== WHAT IS ASKED ==
Print only the line with "Read out every word on this page." and the lines after it, ending with the last line of the material, each exactly as it stands.

(Records from a collection)
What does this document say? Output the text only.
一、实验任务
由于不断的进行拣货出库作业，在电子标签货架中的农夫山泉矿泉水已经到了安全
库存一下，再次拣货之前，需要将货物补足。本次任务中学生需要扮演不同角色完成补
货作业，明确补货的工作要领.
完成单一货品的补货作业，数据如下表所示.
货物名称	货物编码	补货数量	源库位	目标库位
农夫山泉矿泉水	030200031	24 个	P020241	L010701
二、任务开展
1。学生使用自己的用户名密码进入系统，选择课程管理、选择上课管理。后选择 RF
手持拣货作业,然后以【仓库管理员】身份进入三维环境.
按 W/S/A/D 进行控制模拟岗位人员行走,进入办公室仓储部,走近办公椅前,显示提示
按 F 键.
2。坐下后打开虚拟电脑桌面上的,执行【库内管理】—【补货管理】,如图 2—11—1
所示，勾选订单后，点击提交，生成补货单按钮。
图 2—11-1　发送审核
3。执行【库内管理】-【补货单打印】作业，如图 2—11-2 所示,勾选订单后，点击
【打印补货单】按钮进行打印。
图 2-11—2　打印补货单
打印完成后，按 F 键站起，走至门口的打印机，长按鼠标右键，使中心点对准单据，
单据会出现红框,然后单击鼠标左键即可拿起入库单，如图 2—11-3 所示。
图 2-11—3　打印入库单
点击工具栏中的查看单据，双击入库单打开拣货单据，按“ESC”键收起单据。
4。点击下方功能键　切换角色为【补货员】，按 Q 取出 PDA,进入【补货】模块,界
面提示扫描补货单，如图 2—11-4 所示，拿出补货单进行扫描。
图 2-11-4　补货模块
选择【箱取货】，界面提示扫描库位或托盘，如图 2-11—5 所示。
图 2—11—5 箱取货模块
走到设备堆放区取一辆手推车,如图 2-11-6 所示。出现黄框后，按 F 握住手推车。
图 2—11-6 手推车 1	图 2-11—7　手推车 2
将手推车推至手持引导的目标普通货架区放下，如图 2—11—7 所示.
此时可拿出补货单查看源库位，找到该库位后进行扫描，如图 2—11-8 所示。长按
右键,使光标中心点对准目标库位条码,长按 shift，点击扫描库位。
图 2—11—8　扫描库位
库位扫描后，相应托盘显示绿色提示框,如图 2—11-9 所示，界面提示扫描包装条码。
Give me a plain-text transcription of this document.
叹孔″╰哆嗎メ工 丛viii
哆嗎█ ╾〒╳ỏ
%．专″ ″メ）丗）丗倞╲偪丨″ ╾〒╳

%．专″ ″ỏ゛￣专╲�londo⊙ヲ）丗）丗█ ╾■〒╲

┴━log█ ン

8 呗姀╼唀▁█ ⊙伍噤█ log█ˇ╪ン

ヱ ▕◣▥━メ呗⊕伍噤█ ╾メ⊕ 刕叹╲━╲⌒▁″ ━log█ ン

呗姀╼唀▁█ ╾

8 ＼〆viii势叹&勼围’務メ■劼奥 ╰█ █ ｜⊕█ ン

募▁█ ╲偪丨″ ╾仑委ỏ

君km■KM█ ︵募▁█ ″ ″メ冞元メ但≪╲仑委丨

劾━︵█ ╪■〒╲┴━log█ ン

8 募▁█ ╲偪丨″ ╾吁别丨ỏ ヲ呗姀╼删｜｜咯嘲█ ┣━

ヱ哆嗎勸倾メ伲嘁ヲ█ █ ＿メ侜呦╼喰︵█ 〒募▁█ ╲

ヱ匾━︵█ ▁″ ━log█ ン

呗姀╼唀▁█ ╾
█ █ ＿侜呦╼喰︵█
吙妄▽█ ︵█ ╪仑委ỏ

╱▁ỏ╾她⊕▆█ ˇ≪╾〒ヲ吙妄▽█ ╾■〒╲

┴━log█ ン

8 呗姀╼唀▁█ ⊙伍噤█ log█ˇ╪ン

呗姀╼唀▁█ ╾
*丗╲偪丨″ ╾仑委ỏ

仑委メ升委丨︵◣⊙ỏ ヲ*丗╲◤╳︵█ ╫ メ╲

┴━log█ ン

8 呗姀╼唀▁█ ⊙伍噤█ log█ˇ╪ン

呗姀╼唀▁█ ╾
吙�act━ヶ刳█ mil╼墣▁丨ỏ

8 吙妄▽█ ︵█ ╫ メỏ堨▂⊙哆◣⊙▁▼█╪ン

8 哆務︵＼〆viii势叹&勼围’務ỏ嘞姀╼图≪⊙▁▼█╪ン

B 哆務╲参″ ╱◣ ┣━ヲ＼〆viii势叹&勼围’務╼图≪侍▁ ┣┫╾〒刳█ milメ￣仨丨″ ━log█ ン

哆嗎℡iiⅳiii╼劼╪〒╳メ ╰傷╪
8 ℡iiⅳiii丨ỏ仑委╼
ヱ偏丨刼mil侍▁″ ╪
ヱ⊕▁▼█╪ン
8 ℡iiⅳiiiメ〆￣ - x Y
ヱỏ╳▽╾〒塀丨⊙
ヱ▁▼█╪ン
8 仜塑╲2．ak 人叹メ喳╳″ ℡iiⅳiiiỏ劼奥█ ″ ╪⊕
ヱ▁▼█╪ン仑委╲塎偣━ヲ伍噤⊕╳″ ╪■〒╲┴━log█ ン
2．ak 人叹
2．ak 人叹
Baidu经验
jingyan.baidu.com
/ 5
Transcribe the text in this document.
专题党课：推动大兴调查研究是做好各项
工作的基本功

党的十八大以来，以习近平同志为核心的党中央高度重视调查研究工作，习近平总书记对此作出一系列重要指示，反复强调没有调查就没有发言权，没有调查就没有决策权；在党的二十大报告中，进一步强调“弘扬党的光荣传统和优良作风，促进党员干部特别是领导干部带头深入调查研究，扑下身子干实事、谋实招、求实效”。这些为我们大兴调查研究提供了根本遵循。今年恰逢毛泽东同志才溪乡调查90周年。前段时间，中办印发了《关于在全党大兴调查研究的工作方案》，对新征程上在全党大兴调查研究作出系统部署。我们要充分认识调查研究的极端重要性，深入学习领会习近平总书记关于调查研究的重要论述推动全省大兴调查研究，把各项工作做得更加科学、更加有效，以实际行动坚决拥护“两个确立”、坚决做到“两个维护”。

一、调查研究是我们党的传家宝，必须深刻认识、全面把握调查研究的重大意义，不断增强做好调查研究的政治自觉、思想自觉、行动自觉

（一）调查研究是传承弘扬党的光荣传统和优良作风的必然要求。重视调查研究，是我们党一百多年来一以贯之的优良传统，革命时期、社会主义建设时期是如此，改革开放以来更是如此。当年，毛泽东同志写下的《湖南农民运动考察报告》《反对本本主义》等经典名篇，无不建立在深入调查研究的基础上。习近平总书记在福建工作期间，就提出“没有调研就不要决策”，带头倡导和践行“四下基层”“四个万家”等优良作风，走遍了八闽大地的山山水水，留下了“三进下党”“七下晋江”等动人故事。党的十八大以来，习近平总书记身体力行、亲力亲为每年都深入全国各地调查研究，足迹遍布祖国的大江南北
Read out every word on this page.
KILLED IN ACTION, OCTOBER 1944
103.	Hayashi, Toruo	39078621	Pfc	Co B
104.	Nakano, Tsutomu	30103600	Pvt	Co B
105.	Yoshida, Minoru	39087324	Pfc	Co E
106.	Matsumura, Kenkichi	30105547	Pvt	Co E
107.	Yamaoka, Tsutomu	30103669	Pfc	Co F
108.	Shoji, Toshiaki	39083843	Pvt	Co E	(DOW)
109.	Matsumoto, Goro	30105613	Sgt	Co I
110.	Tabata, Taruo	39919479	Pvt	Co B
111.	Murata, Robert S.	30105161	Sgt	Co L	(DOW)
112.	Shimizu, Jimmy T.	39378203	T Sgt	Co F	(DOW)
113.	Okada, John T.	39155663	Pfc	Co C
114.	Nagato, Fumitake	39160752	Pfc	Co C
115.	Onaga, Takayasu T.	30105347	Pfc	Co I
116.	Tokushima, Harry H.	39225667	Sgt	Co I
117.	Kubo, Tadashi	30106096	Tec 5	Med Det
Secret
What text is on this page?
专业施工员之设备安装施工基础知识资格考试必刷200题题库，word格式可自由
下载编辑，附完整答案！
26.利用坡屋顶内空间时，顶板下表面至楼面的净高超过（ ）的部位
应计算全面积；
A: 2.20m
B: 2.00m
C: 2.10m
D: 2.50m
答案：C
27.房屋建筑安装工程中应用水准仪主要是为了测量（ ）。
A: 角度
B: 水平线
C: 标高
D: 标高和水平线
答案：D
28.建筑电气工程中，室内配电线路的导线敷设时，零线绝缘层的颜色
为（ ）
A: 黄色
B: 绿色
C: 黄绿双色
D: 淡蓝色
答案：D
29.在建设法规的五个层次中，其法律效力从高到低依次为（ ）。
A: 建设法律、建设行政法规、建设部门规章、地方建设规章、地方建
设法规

== SOLUTION ==
Read out every word on this page.
KILLED IN ACTION, OCTOBER 1944
103.	Hayashi, Toruo	39078621	Pfc	Co B
104.	Nakano, Tsutomu	30103600	Pvt	Co B
105.	Yoshida, Minoru	39087324	Pfc	Co E
106.	Matsumura, Kenkichi	30105547	Pvt	Co E
107.	Yamaoka, Tsutomu	30103669	Pfc	Co F
108.	Shoji, Toshiaki	39083843	Pvt	Co E	(DOW)
109.	Matsumoto, Goro	30105613	Sgt	Co I
110.	Tabata, Taruo	39919479	Pvt	Co B
111.	Murata, Robert S.	30105161	Sgt	Co L	(DOW)
112.	Shimizu, Jimmy T.	39378203	T Sgt	Co F	(DOW)
113.	Okada, John T.	39155663	Pfc	Co C
114.	Nagato, Fumitake	39160752	Pfc	Co C
115.	Onaga, Takayasu T.	30105347	Pfc	Co I
116.	Tokushima, Harry H.	39225667	Sgt	Co I
117.	Kubo, Tadashi	30106096	Tec 5	Med Det
Secret
What text is on this page?
专业施工员之设备安装施工基础知识资格考试必刷200题题库，word格式可自由
下载编辑，附完整答案！
26.利用坡屋顶内空间时，顶板下表面至楼面的净高超过（ ）的部位
应计算全面积；
A: 2.20m
B: 2.00m
C: 2.10m
D: 2.50m
答案：C
27.房屋建筑安装工程中应用水准仪主要是为了测量（ ）。
A: 角度
B: 水平线
C: 标高
D: 标高和水平线
答案：D
28.建筑电气工程中，室内配电线路的导线敷设时，零线绝缘层的颜色
为（ ）
A: 黄色
B: 绿色
C: 黄绿双色
D: 淡蓝色
答案：D
29.在建设法规的五个层次中，其法律效力从高到低依次为（ ）。
A: 建设法律、建设行政法规、建设部门规章、地方建设规章、地方建
设法规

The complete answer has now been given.